(Dataset excerpts)
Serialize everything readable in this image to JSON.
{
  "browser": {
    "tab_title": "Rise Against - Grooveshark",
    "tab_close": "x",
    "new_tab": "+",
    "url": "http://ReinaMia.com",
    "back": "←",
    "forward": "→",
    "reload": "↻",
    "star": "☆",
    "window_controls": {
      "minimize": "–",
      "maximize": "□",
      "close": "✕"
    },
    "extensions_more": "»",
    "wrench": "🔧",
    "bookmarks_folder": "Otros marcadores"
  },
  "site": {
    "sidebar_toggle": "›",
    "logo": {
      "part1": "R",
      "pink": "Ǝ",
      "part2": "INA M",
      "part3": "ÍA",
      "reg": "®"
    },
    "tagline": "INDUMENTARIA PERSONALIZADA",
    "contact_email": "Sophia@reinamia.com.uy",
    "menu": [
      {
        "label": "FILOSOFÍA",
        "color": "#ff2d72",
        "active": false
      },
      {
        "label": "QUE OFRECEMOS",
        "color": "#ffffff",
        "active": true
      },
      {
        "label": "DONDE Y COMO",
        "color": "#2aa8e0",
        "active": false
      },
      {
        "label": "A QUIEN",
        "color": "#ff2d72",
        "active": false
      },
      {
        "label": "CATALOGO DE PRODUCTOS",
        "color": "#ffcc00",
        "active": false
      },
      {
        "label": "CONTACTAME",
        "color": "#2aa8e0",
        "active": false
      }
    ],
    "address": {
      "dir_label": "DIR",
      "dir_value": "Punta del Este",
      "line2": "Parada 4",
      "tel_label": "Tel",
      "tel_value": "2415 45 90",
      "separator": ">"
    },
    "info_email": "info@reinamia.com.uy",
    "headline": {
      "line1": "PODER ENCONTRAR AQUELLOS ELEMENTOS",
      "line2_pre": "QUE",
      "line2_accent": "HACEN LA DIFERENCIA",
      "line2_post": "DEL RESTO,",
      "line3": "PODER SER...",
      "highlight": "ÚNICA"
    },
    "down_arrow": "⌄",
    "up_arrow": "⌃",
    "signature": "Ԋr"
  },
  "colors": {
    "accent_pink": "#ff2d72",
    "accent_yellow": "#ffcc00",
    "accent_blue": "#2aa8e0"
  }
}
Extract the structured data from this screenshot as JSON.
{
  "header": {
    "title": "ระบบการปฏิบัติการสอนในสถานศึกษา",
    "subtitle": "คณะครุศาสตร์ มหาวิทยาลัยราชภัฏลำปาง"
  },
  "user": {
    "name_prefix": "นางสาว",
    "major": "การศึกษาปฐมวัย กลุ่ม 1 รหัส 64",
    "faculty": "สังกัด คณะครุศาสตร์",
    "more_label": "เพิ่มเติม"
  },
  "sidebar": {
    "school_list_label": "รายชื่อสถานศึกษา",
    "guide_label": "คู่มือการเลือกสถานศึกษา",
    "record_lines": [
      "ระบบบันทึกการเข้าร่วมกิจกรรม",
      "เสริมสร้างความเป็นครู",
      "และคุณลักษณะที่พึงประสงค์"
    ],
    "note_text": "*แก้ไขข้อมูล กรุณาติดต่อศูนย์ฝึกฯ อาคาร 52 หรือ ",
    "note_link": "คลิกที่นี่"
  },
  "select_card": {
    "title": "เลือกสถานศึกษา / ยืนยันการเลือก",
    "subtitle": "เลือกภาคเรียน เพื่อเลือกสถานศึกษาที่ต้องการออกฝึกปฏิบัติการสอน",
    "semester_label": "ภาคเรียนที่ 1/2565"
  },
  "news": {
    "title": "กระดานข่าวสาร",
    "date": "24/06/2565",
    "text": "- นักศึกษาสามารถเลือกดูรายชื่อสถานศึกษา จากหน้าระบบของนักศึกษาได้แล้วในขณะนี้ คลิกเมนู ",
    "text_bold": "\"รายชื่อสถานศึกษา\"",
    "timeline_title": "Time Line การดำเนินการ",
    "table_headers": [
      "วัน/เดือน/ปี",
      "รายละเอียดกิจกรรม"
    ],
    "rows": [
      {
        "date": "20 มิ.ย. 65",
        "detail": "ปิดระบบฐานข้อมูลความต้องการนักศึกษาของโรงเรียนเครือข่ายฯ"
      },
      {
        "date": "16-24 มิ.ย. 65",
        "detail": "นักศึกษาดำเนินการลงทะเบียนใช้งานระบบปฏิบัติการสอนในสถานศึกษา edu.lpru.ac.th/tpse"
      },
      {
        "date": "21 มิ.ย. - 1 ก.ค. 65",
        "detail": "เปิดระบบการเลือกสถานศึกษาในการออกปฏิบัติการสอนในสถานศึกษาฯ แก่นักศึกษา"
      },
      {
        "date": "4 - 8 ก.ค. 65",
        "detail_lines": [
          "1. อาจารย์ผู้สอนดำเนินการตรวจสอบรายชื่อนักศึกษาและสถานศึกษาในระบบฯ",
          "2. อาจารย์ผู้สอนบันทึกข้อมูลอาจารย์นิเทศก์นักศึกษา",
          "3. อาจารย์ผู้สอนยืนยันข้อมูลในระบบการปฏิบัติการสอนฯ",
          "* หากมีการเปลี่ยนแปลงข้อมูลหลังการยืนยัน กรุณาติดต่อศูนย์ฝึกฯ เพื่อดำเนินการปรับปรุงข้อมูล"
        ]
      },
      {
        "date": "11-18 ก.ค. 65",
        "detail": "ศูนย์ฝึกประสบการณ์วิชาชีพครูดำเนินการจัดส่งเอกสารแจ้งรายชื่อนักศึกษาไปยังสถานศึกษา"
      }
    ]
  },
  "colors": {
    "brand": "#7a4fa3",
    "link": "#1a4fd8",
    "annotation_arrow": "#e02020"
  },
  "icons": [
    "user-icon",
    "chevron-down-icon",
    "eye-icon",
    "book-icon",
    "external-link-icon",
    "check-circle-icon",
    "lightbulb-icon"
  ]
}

- **Description of the task**
Output each entry precisely as given.

- **The reply**
Serialize everything readable in this image to JSON.
{
  "browser": {
    "tab_title": "Rise Against - Grooveshark",
    "tab_close": "x",
    "new_tab": "+",
    "url": "http://ReinaMia.com",
    "back": "←",
    "forward": "→",
    "reload": "↻",
    "star": "☆",
    "window_controls": {
      "minimize": "–",
      "maximize": "□",
      "close": "✕"
    },
    "extensions_more": "»",
    "wrench": "🔧",
    "bookmarks_folder": "Otros marcadores"
  },
  "site": {
    "sidebar_toggle": "›",
    "logo": {
      "part1": "R",
      "pink": "Ǝ",
      "part2": "INA M",
      "part3": "ÍA",
      "reg": "®"
    },
    "tagline": "INDUMENTARIA PERSONALIZADA",
    "contact_email": "Sophia@reinamia.com.uy",
    "menu": [
      {
        "label": "FILOSOFÍA",
        "color": "#ff2d72",
        "active": false
      },
      {
        "label": "QUE OFRECEMOS",
        "color": "#ffffff",
        "active": true
      },
      {
        "label": "DONDE Y COMO",
        "color": "#2aa8e0",
        "active": false
      },
      {
        "label": "A QUIEN",
        "color": "#ff2d72",
        "active": false
      },
      {
        "label": "CATALOGO DE PRODUCTOS",
        "color": "#ffcc00",
        "active": false
      },
      {
        "label": "CONTACTAME",
        "color": "#2aa8e0",
        "active": false
      }
    ],
    "address": {
      "dir_label": "DIR",
      "dir_value": "Punta del Este",
      "line2": "Parada 4",
      "tel_label": "Tel",
      "tel_value": "2415 45 90",
      "separator": ">"
    },
    "info_email": "info@reinamia.com.uy",
    "headline": {
      "line1": "PODER ENCONTRAR AQUELLOS ELEMENTOS",
      "line2_pre": "QUE",
      "line2_accent": "HACEN LA DIFERENCIA",
      "line2_post": "DEL RESTO,",
      "line3": "PODER SER...",
      "highlight": "ÚNICA"
    },
    "down_arrow": "⌄",
    "up_arrow": "⌃",
    "signature": "Ԋr"
  },
  "colors": {
    "accent_pink": "#ff2d72",
    "accent_yellow": "#ffcc00",
    "accent_blue": "#2aa8e0"
  }
}
Extract the structured data from this screenshot as JSON.
{
  "header": {
    "title": "ระบบการปฏิบัติการสอนในสถานศึกษา",
    "subtitle": "คณะครุศาสตร์ มหาวิทยาลัยราชภัฏลำปาง"
  },
  "user": {
    "name_prefix": "นางสาว",
    "major": "การศึกษาปฐมวัย กลุ่ม 1 รหัส 64",
    "faculty": "สังกัด คณะครุศาสตร์",
    "more_label": "เพิ่มเติม"
  },
  "sidebar": {
    "school_list_label": "รายชื่อสถานศึกษา",
    "guide_label": "คู่มือการเลือกสถานศึกษา",
    "record_lines": [
      "ระบบบันทึกการเข้าร่วมกิจกรรม",
      "เสริมสร้างความเป็นครู",
      "และคุณลักษณะที่พึงประสงค์"
    ],
    "note_text": "*แก้ไขข้อมูล กรุณาติดต่อศูนย์ฝึกฯ อาคาร 52 หรือ ",
    "note_link": "คลิกที่นี่"
  },
  "select_card": {
    "title": "เลือกสถานศึกษา / ยืนยันการเลือก",
    "subtitle": "เลือกภาคเรียน เพื่อเลือกสถานศึกษาที่ต้องการออกฝึกปฏิบัติการสอน",
    "semester_label": "ภาคเรียนที่ 1/2565"
  },
  "news": {
    "title": "กระดานข่าวสาร",
    "date": "24/06/2565",
    "text": "- นักศึกษาสามารถเลือกดูรายชื่อสถานศึกษา จากหน้าระบบของนักศึกษาได้แล้วในขณะนี้ คลิกเมนู ",
    "text_bold": "\"รายชื่อสถานศึกษา\"",
    "timeline_title": "Time Line การดำเนินการ",
    "table_headers": [
      "วัน/เดือน/ปี",
      "รายละเอียดกิจกรรม"
    ],
    "rows": [
      {
        "date": "20 มิ.ย. 65",
        "detail": "ปิดระบบฐานข้อมูลความต้องการนักศึกษาของโรงเรียนเครือข่ายฯ"
      },
      {
        "date": "16-24 มิ.ย. 65",
        "detail": "นักศึกษาดำเนินการลงทะเบียนใช้งานระบบปฏิบัติการสอนในสถานศึกษา edu.lpru.ac.th/tpse"
      },
      {
        "date": "21 มิ.ย. - 1 ก.ค. 65",
        "detail": "เปิดระบบการเลือกสถานศึกษาในการออกปฏิบัติการสอนในสถานศึกษาฯ แก่นักศึกษา"
      },
      {
        "date": "4 - 8 ก.ค. 65",
        "detail_lines": [
          "1. อาจารย์ผู้สอนดำเนินการตรวจสอบรายชื่อนักศึกษาและสถานศึกษาในระบบฯ",
          "2. อาจารย์ผู้สอนบันทึกข้อมูลอาจารย์นิเทศก์นักศึกษา",
          "3. อาจารย์ผู้สอนยืนยันข้อมูลในระบบการปฏิบัติการสอนฯ",
          "* หากมีการเปลี่ยนแปลงข้อมูลหลังการยืนยัน กรุณาติดต่อศูนย์ฝึกฯ เพื่อดำเนินการปรับปรุงข้อมูล"
        ]
      },
      {
        "date": "11-18 ก.ค. 65",
        "detail": "ศูนย์ฝึกประสบการณ์วิชาชีพครูดำเนินการจัดส่งเอกสารแจ้งรายชื่อนักศึกษาไปยังสถานศึกษา"
      }
    ]
  },
  "colors": {
    "brand": "#7a4fa3",
    "link": "#1a4fd8",
    "annotation_arrow": "#e02020"
  },
  "icons": [
    "user-icon",
    "chevron-down-icon",
    "eye-icon",
    "book-icon",
    "external-link-icon",
    "check-circle-icon",
    "lightbulb-icon"
  ]
}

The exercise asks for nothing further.